[A run of records]
— BEGIN —
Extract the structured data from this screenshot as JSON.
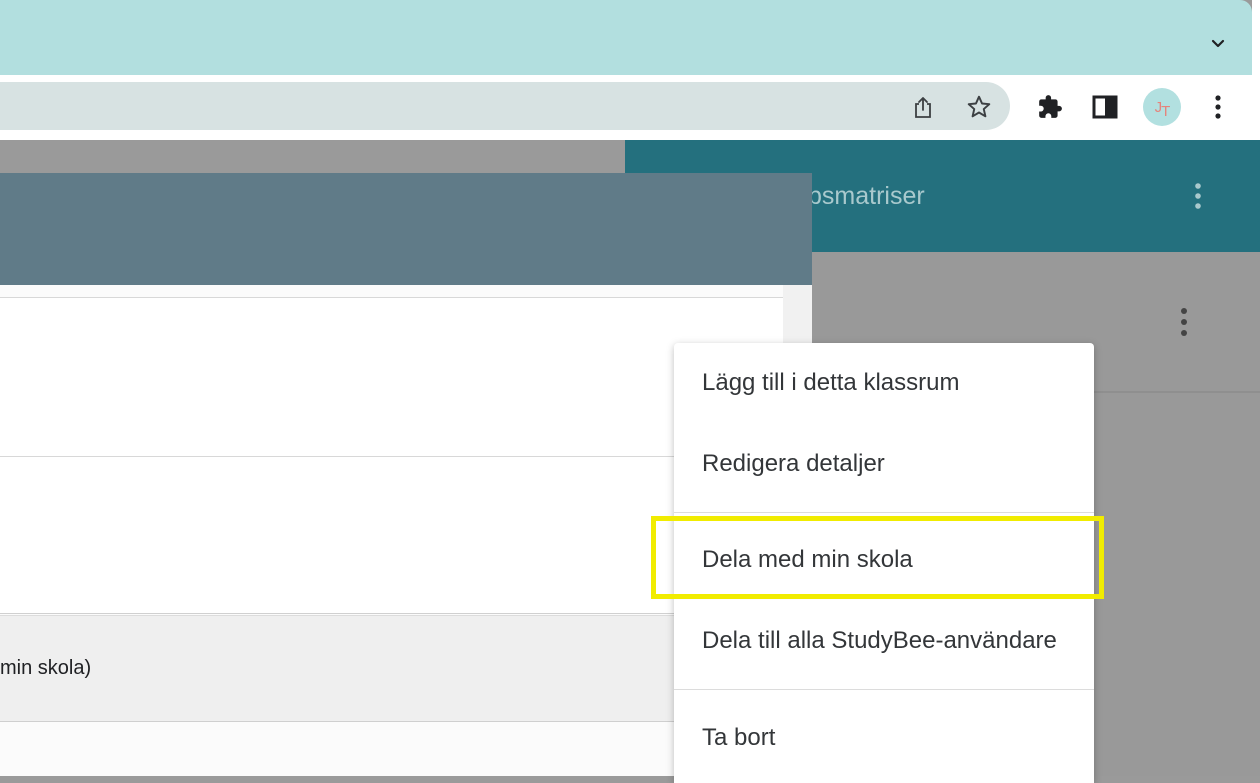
{
  "browser": {
    "tab_dropdown_icon": "chevron-down-icon",
    "toolbar_icons": [
      "share-icon",
      "bookmark-star-icon",
      "extensions-icon",
      "side-panel-icon",
      "kebab-menu-icon"
    ],
    "profile_initials": [
      "J",
      "T"
    ]
  },
  "app": {
    "header_title_fragment": "psmatriser",
    "header_color": "#24707e"
  },
  "dialog": {
    "header_color": "#607b88",
    "row3_text_fragment": "min skola)"
  },
  "context_menu": {
    "items": [
      {
        "label": "Lägg till i detta klassrum"
      },
      {
        "label": "Redigera detaljer"
      },
      {
        "label": "Dela med min skola",
        "highlighted": true
      },
      {
        "label": "Dela till alla StudyBee-användare"
      },
      {
        "label": "Ta bort"
      }
    ],
    "highlight_color": "#f1ec00"
  }
}
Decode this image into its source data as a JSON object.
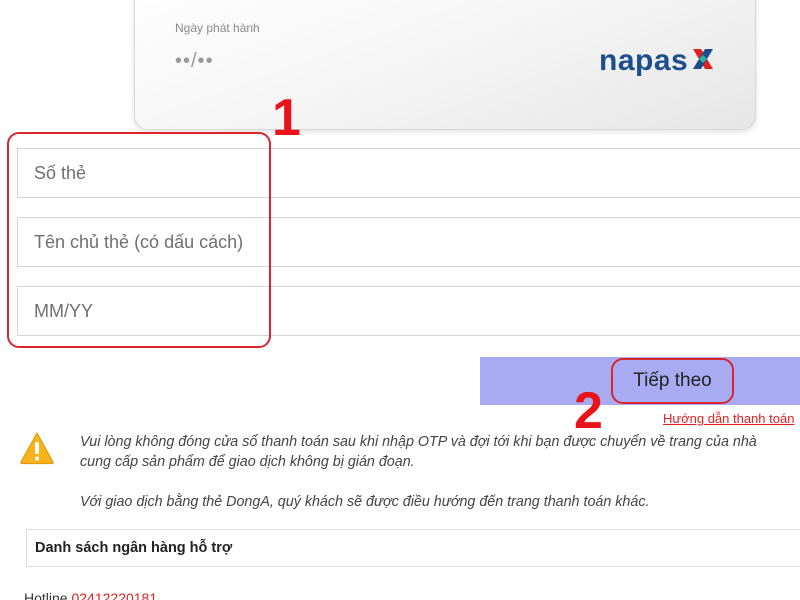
{
  "card": {
    "issue_date_label": "Ngày phát hành",
    "issue_date_value": "••/••",
    "brand": "napas"
  },
  "annotations": {
    "step1": "1",
    "step2": "2"
  },
  "form": {
    "card_number_placeholder": "Số thẻ",
    "card_holder_placeholder": "Tên chủ thẻ (có dấu cách)",
    "expiry_placeholder": "MM/YY",
    "continue_label": "Tiếp theo",
    "help_link": "Hướng dẫn thanh toán"
  },
  "notice": {
    "line1": "Vui lòng không đóng cửa sổ thanh toán sau khi nhập OTP và đợi tới khi bạn được chuyển về trang của nhà",
    "line2": "cung cấp sản phẩm để giao dịch không bị gián đoạn.",
    "line3": "Với giao dịch bằng thẻ DongA, quý khách sẽ được điều hướng đến trang thanh toán khác."
  },
  "bank_list": {
    "title": "Danh sách ngân hàng hỗ trợ"
  },
  "hotline": {
    "label": "Hotline",
    "number": "02412220181"
  },
  "colors": {
    "accent_red": "#e2201f",
    "button_bg": "#a8abf2",
    "napas_blue": "#1c4e8f",
    "warning_yellow": "#f5b41c"
  }
}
— END —
DIRECTIONS:
Locate all lines holding the word "không", then copy them out.

WORKED SOLUTION:
    "line1": "Vui lòng không đóng cửa sổ thanh toán sau khi nhập OTP và đợi tới khi bạn được chuyển về trang của nhà",
    "line2": "cung cấp sản phẩm để giao dịch không bị gián đoạn.",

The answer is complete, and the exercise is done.